Brief:
Images are not part of the copy; transcribe all the data exactly.
>> start
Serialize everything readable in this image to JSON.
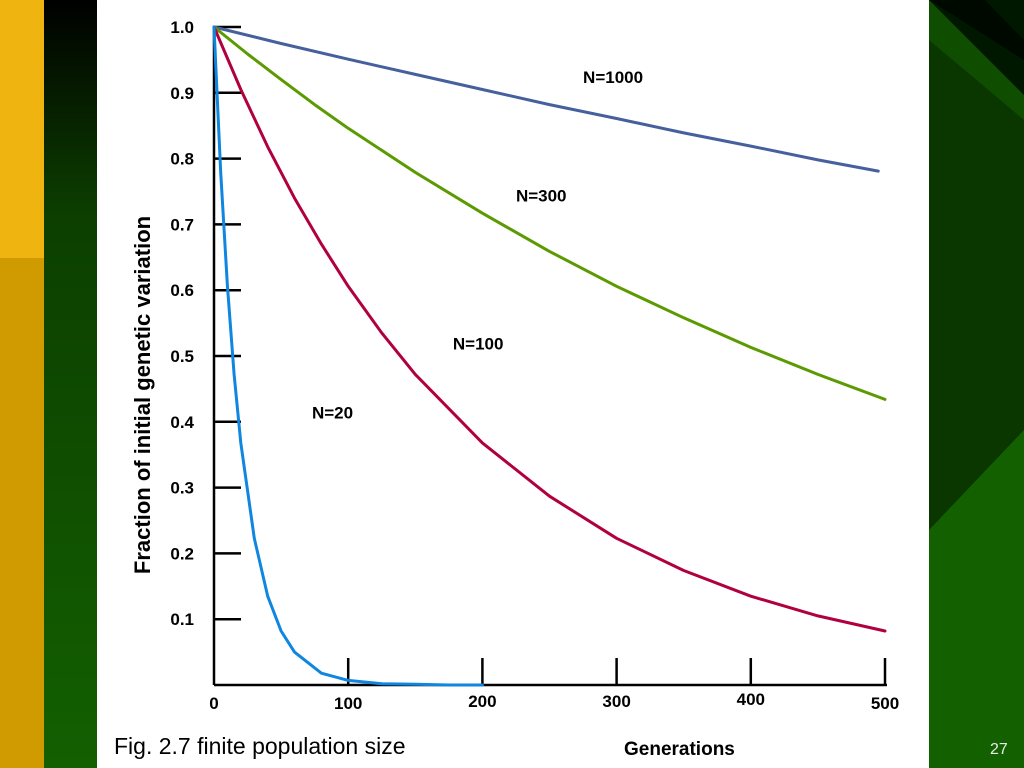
{
  "slide": {
    "caption": "Fig. 2.7 finite population size",
    "page_number": "27"
  },
  "colors": {
    "background_green": "#0f4d00",
    "sidebar_gold": "#f0b411",
    "sidebar_gold_dark": "#d09b00",
    "dark_green": "#002a00"
  },
  "chart_data": {
    "type": "line",
    "xlabel": "Generations",
    "ylabel": "Fraction of initial genetic variation",
    "xlim": [
      0,
      500
    ],
    "ylim": [
      0,
      1.0
    ],
    "x_ticks": [
      "0",
      "100",
      "200",
      "300",
      "400",
      "500"
    ],
    "y_ticks": [
      "0.1",
      "0.2",
      "0.3",
      "0.4",
      "0.5",
      "0.6",
      "0.7",
      "0.8",
      "0.9",
      "1.0"
    ],
    "grid": false,
    "series": [
      {
        "name": "N=1000",
        "color": "#46609e",
        "x": [
          0,
          50,
          100,
          150,
          200,
          250,
          300,
          350,
          400,
          450,
          495
        ],
        "y": [
          1.0,
          0.975,
          0.951,
          0.928,
          0.905,
          0.882,
          0.861,
          0.839,
          0.819,
          0.798,
          0.781
        ]
      },
      {
        "name": "N=300",
        "color": "#5b9a00",
        "x": [
          0,
          25,
          50,
          75,
          100,
          150,
          200,
          250,
          300,
          350,
          400,
          450,
          500
        ],
        "y": [
          1.0,
          0.959,
          0.92,
          0.882,
          0.846,
          0.779,
          0.717,
          0.659,
          0.606,
          0.558,
          0.513,
          0.472,
          0.434
        ]
      },
      {
        "name": "N=100",
        "color": "#b00040",
        "x": [
          0,
          20,
          40,
          60,
          80,
          100,
          125,
          150,
          200,
          250,
          300,
          350,
          400,
          450,
          500
        ],
        "y": [
          1.0,
          0.905,
          0.818,
          0.74,
          0.67,
          0.606,
          0.535,
          0.472,
          0.368,
          0.287,
          0.223,
          0.174,
          0.135,
          0.105,
          0.082
        ]
      },
      {
        "name": "N=20",
        "color": "#0f86df",
        "x": [
          0,
          5,
          10,
          15,
          20,
          30,
          40,
          50,
          60,
          80,
          100,
          125,
          150,
          175,
          200
        ],
        "y": [
          1.0,
          0.779,
          0.607,
          0.472,
          0.368,
          0.223,
          0.135,
          0.082,
          0.05,
          0.018,
          0.007,
          0.002,
          0.001,
          0.0,
          0.0
        ]
      }
    ],
    "annotations": [
      {
        "text": "N=1000",
        "x": 275,
        "y": 0.915
      },
      {
        "text": "N=300",
        "x": 225,
        "y": 0.735
      },
      {
        "text": "N=100",
        "x": 178,
        "y": 0.51
      },
      {
        "text": "N=20",
        "x": 73,
        "y": 0.405
      }
    ]
  }
}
>> end
Written solution:
Serialize everything readable in this image to JSON.
{
  "slide": {
    "caption": "Fig. 2.7 finite population size",
    "page_number": "27"
  },
  "colors": {
    "background_green": "#0f4d00",
    "sidebar_gold": "#f0b411",
    "sidebar_gold_dark": "#d09b00",
    "dark_green": "#002a00"
  },
  "chart_data": {
    "type": "line",
    "xlabel": "Generations",
    "ylabel": "Fraction of initial genetic variation",
    "xlim": [
      0,
      500
    ],
    "ylim": [
      0,
      1.0
    ],
    "x_ticks": [
      "0",
      "100",
      "200",
      "300",
      "400",
      "500"
    ],
    "y_ticks": [
      "0.1",
      "0.2",
      "0.3",
      "0.4",
      "0.5",
      "0.6",
      "0.7",
      "0.8",
      "0.9",
      "1.0"
    ],
    "grid": false,
    "series": [
      {
        "name": "N=1000",
        "color": "#46609e",
        "x": [
          0,
          50,
          100,
          150,
          200,
          250,
          300,
          350,
          400,
          450,
          495
        ],
        "y": [
          1.0,
          0.975,
          0.951,
          0.928,
          0.905,
          0.882,
          0.861,
          0.839,
          0.819,
          0.798,
          0.781
        ]
      },
      {
        "name": "N=300",
        "color": "#5b9a00",
        "x": [
          0,
          25,
          50,
          75,
          100,
          150,
          200,
          250,
          300,
          350,
          400,
          450,
          500
        ],
        "y": [
          1.0,
          0.959,
          0.92,
          0.882,
          0.846,
          0.779,
          0.717,
          0.659,
          0.606,
          0.558,
          0.513,
          0.472,
          0.434
        ]
      },
      {
        "name": "N=100",
        "color": "#b00040",
        "x": [
          0,
          20,
          40,
          60,
          80,
          100,
          125,
          150,
          200,
          250,
          300,
          350,
          400,
          450,
          500
        ],
        "y": [
          1.0,
          0.905,
          0.818,
          0.74,
          0.67,
          0.606,
          0.535,
          0.472,
          0.368,
          0.287,
          0.223,
          0.174,
          0.135,
          0.105,
          0.082
        ]
      },
      {
        "name": "N=20",
        "color": "#0f86df",
        "x": [
          0,
          5,
          10,
          15,
          20,
          30,
          40,
          50,
          60,
          80,
          100,
          125,
          150,
          175,
          200
        ],
        "y": [
          1.0,
          0.779,
          0.607,
          0.472,
          0.368,
          0.223,
          0.135,
          0.082,
          0.05,
          0.018,
          0.007,
          0.002,
          0.001,
          0.0,
          0.0
        ]
      }
    ],
    "annotations": [
      {
        "text": "N=1000",
        "x": 275,
        "y": 0.915
      },
      {
        "text": "N=300",
        "x": 225,
        "y": 0.735
      },
      {
        "text": "N=100",
        "x": 178,
        "y": 0.51
      },
      {
        "text": "N=20",
        "x": 73,
        "y": 0.405
      }
    ]
  }
}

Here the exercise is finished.